Exercise material:

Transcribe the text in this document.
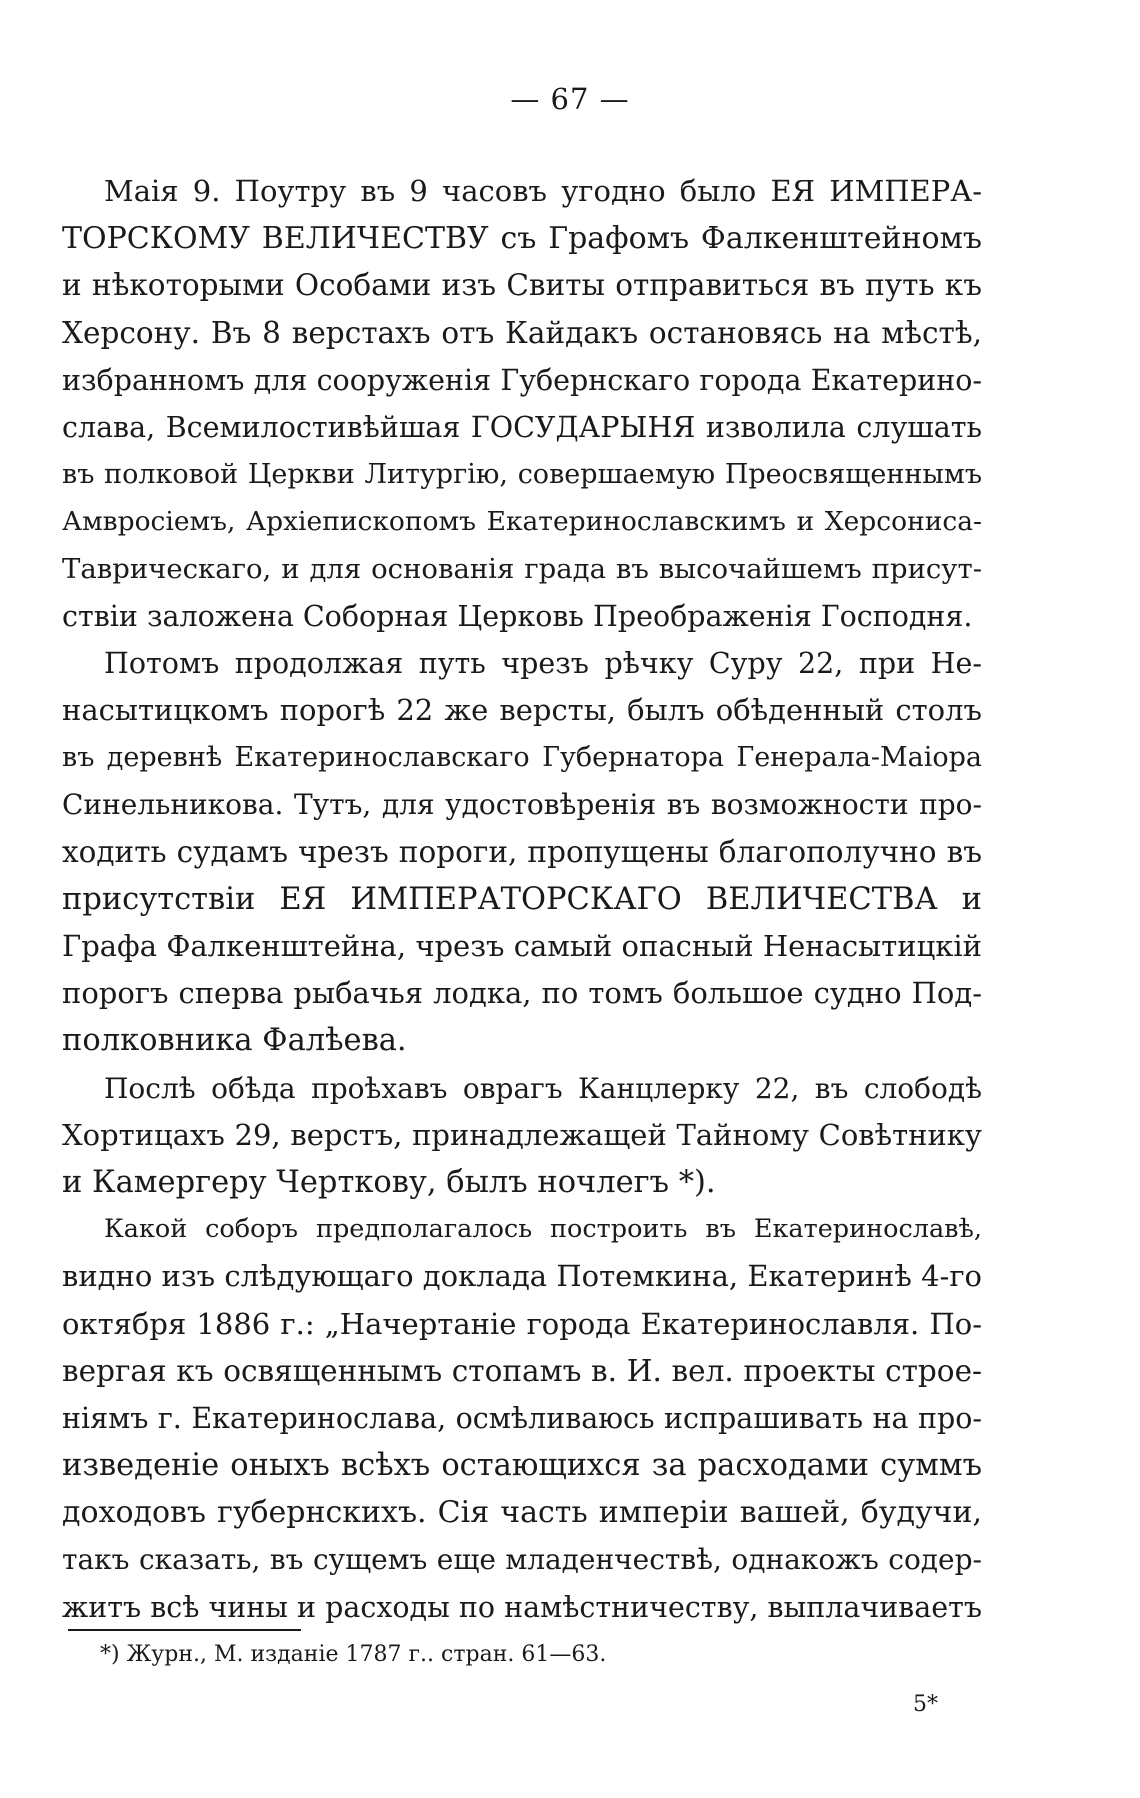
— 67 —
Маія 9. Поутру въ 9 часовъ угодно было ЕЯ ИМПЕРА-
ТОРСКОМУ ВЕЛИЧЕСТВУ съ Графомъ Фалкенштейномъ
и нѣкоторыми Особами изъ Свиты отправиться въ путь къ
Херсону. Въ 8 верстахъ отъ Кайдакъ остановясь на мѣстѣ,
избранномъ для сооруженія Губернскаго города Екатерино-
слава, Всемилостивѣйшая ГОСУДАРЫНЯ изволила слушать
въ полковой Церкви Литургію, совершаемую Преосвященнымъ
Амвросіемъ, Архіепископомъ Екатеринославскимъ и Херсониса-
Таврическаго, и для основанія града въ высочайшемъ присут-
ствіи заложена Соборная Церковь Преображенія Господня.
Потомъ продолжая путь чрезъ рѣчку Суру 22, при Не-
насытицкомъ порогѣ 22 же версты, былъ обѣденный столъ
въ деревнѣ Екатеринославскаго Губернатора Генерала-Маіора
Синельникова. Тутъ, для удостовѣренія въ возможности про-
ходить судамъ чрезъ пороги, пропущены благополучно въ
присутствіи ЕЯ ИМПЕРАТОРСКАГО ВЕЛИЧЕСТВА и
Графа Фалкенштейна, чрезъ самый опасный Ненасытицкій
порогъ сперва рыбачья лодка, по томъ большое судно Под-
полковника Фалѣева.
Послѣ обѣда проѣхавъ оврагъ Канцлерку 22, въ слободѣ
Хортицахъ 29, верстъ, принадлежащей Тайному Совѣтнику
и Камергеру Черткову, былъ ночлегъ *).
Какой соборъ предполагалось построить въ Екатеринославѣ,
видно изъ слѣдующаго доклада Потемкина, Екатеринѣ 4-го
октября 1886 г.: „Начертаніе города Екатеринославля. По-
вергая къ освященнымъ стопамъ в. И. вел. проекты строе-
ніямъ г. Екатеринослава, осмѣливаюсь испрашивать на про-
изведеніе оныхъ всѣхъ остающихся за расходами суммъ
доходовъ губернскихъ. Сія часть имперіи вашей, будучи,
такъ сказать, въ сущемъ еще младенчествѣ, однакожъ содер-
житъ всѣ чины и расходы по намѣстничеству, выплачиваетъ
*) Журн., М. изданіе 1787 г.. стран. 61—63.
5*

Requirements: In the records, locate each line holding the string "путь" and copy it.

Solution to this problem:
и нѣкоторыми Особами изъ Свиты отправиться въ путь къ
Потомъ продолжая путь чрезъ рѣчку Суру 22, при Не-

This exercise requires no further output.